**Work to be completed**
Quote every line of the data below as it stands, omitting pictures.

[Dataset rows]
--- START ---
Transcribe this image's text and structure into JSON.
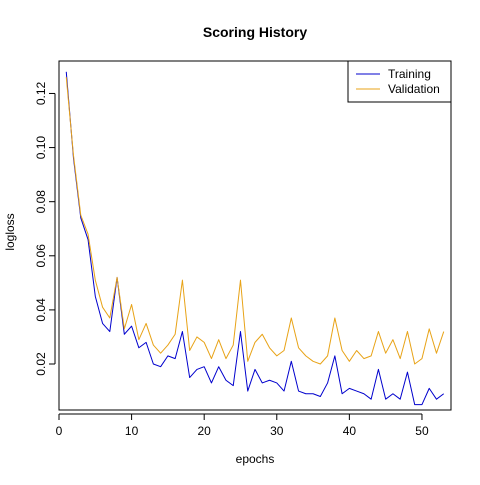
{
  "chart_data": {
    "type": "line",
    "title": "Scoring History",
    "xlabel": "epochs",
    "ylabel": "logloss",
    "xlim": [
      0,
      54
    ],
    "ylim": [
      0.003,
      0.132
    ],
    "x_ticks": [
      0,
      10,
      20,
      30,
      40,
      50
    ],
    "y_ticks": [
      0.02,
      0.04,
      0.06,
      0.08,
      0.1,
      0.12
    ],
    "x_tick_labels": [
      "0",
      "10",
      "20",
      "30",
      "40",
      "50"
    ],
    "y_tick_labels": [
      "0.02",
      "0.04",
      "0.06",
      "0.08",
      "0.10",
      "0.12"
    ],
    "grid": false,
    "legend": {
      "position": "top-right"
    },
    "series": [
      {
        "name": "Training",
        "color": "#0000CD",
        "x": [
          1,
          2,
          3,
          4,
          5,
          6,
          7,
          8,
          9,
          10,
          11,
          12,
          13,
          14,
          15,
          16,
          17,
          18,
          19,
          20,
          21,
          22,
          23,
          24,
          25,
          26,
          27,
          28,
          29,
          30,
          31,
          32,
          33,
          34,
          35,
          36,
          37,
          38,
          39,
          40,
          41,
          42,
          43,
          44,
          45,
          46,
          47,
          48,
          49,
          50,
          51,
          52,
          53
        ],
        "values": [
          0.128,
          0.096,
          0.074,
          0.066,
          0.045,
          0.035,
          0.032,
          0.052,
          0.031,
          0.034,
          0.026,
          0.028,
          0.02,
          0.019,
          0.023,
          0.022,
          0.032,
          0.015,
          0.018,
          0.019,
          0.013,
          0.019,
          0.014,
          0.012,
          0.032,
          0.01,
          0.018,
          0.013,
          0.014,
          0.013,
          0.01,
          0.021,
          0.01,
          0.009,
          0.009,
          0.008,
          0.013,
          0.023,
          0.009,
          0.011,
          0.01,
          0.009,
          0.007,
          0.018,
          0.007,
          0.009,
          0.007,
          0.017,
          0.005,
          0.005,
          0.011,
          0.007,
          0.009
        ]
      },
      {
        "name": "Validation",
        "color": "#E8A317",
        "x": [
          1,
          2,
          3,
          4,
          5,
          6,
          7,
          8,
          9,
          10,
          11,
          12,
          13,
          14,
          15,
          16,
          17,
          18,
          19,
          20,
          21,
          22,
          23,
          24,
          25,
          26,
          27,
          28,
          29,
          30,
          31,
          32,
          33,
          34,
          35,
          36,
          37,
          38,
          39,
          40,
          41,
          42,
          43,
          44,
          45,
          46,
          47,
          48,
          49,
          50,
          51,
          52,
          53
        ],
        "values": [
          0.126,
          0.097,
          0.075,
          0.068,
          0.051,
          0.041,
          0.037,
          0.052,
          0.033,
          0.042,
          0.029,
          0.035,
          0.027,
          0.024,
          0.027,
          0.031,
          0.051,
          0.025,
          0.03,
          0.028,
          0.022,
          0.029,
          0.022,
          0.027,
          0.051,
          0.021,
          0.028,
          0.031,
          0.026,
          0.023,
          0.025,
          0.037,
          0.026,
          0.023,
          0.021,
          0.02,
          0.023,
          0.037,
          0.025,
          0.021,
          0.025,
          0.022,
          0.023,
          0.032,
          0.024,
          0.029,
          0.022,
          0.032,
          0.02,
          0.022,
          0.033,
          0.024,
          0.032
        ]
      }
    ]
  }
}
--- END ---
**Solution to this problem**
Transcribe this image's text and structure into JSON.
{
  "chart_data": {
    "type": "line",
    "title": "Scoring History",
    "xlabel": "epochs",
    "ylabel": "logloss",
    "xlim": [
      0,
      54
    ],
    "ylim": [
      0.003,
      0.132
    ],
    "x_ticks": [
      0,
      10,
      20,
      30,
      40,
      50
    ],
    "y_ticks": [
      0.02,
      0.04,
      0.06,
      0.08,
      0.1,
      0.12
    ],
    "x_tick_labels": [
      "0",
      "10",
      "20",
      "30",
      "40",
      "50"
    ],
    "y_tick_labels": [
      "0.02",
      "0.04",
      "0.06",
      "0.08",
      "0.10",
      "0.12"
    ],
    "grid": false,
    "legend": {
      "position": "top-right"
    },
    "series": [
      {
        "name": "Training",
        "color": "#0000CD",
        "x": [
          1,
          2,
          3,
          4,
          5,
          6,
          7,
          8,
          9,
          10,
          11,
          12,
          13,
          14,
          15,
          16,
          17,
          18,
          19,
          20,
          21,
          22,
          23,
          24,
          25,
          26,
          27,
          28,
          29,
          30,
          31,
          32,
          33,
          34,
          35,
          36,
          37,
          38,
          39,
          40,
          41,
          42,
          43,
          44,
          45,
          46,
          47,
          48,
          49,
          50,
          51,
          52,
          53
        ],
        "values": [
          0.128,
          0.096,
          0.074,
          0.066,
          0.045,
          0.035,
          0.032,
          0.052,
          0.031,
          0.034,
          0.026,
          0.028,
          0.02,
          0.019,
          0.023,
          0.022,
          0.032,
          0.015,
          0.018,
          0.019,
          0.013,
          0.019,
          0.014,
          0.012,
          0.032,
          0.01,
          0.018,
          0.013,
          0.014,
          0.013,
          0.01,
          0.021,
          0.01,
          0.009,
          0.009,
          0.008,
          0.013,
          0.023,
          0.009,
          0.011,
          0.01,
          0.009,
          0.007,
          0.018,
          0.007,
          0.009,
          0.007,
          0.017,
          0.005,
          0.005,
          0.011,
          0.007,
          0.009
        ]
      },
      {
        "name": "Validation",
        "color": "#E8A317",
        "x": [
          1,
          2,
          3,
          4,
          5,
          6,
          7,
          8,
          9,
          10,
          11,
          12,
          13,
          14,
          15,
          16,
          17,
          18,
          19,
          20,
          21,
          22,
          23,
          24,
          25,
          26,
          27,
          28,
          29,
          30,
          31,
          32,
          33,
          34,
          35,
          36,
          37,
          38,
          39,
          40,
          41,
          42,
          43,
          44,
          45,
          46,
          47,
          48,
          49,
          50,
          51,
          52,
          53
        ],
        "values": [
          0.126,
          0.097,
          0.075,
          0.068,
          0.051,
          0.041,
          0.037,
          0.052,
          0.033,
          0.042,
          0.029,
          0.035,
          0.027,
          0.024,
          0.027,
          0.031,
          0.051,
          0.025,
          0.03,
          0.028,
          0.022,
          0.029,
          0.022,
          0.027,
          0.051,
          0.021,
          0.028,
          0.031,
          0.026,
          0.023,
          0.025,
          0.037,
          0.026,
          0.023,
          0.021,
          0.02,
          0.023,
          0.037,
          0.025,
          0.021,
          0.025,
          0.022,
          0.023,
          0.032,
          0.024,
          0.029,
          0.022,
          0.032,
          0.02,
          0.022,
          0.033,
          0.024,
          0.032
        ]
      }
    ]
  }
}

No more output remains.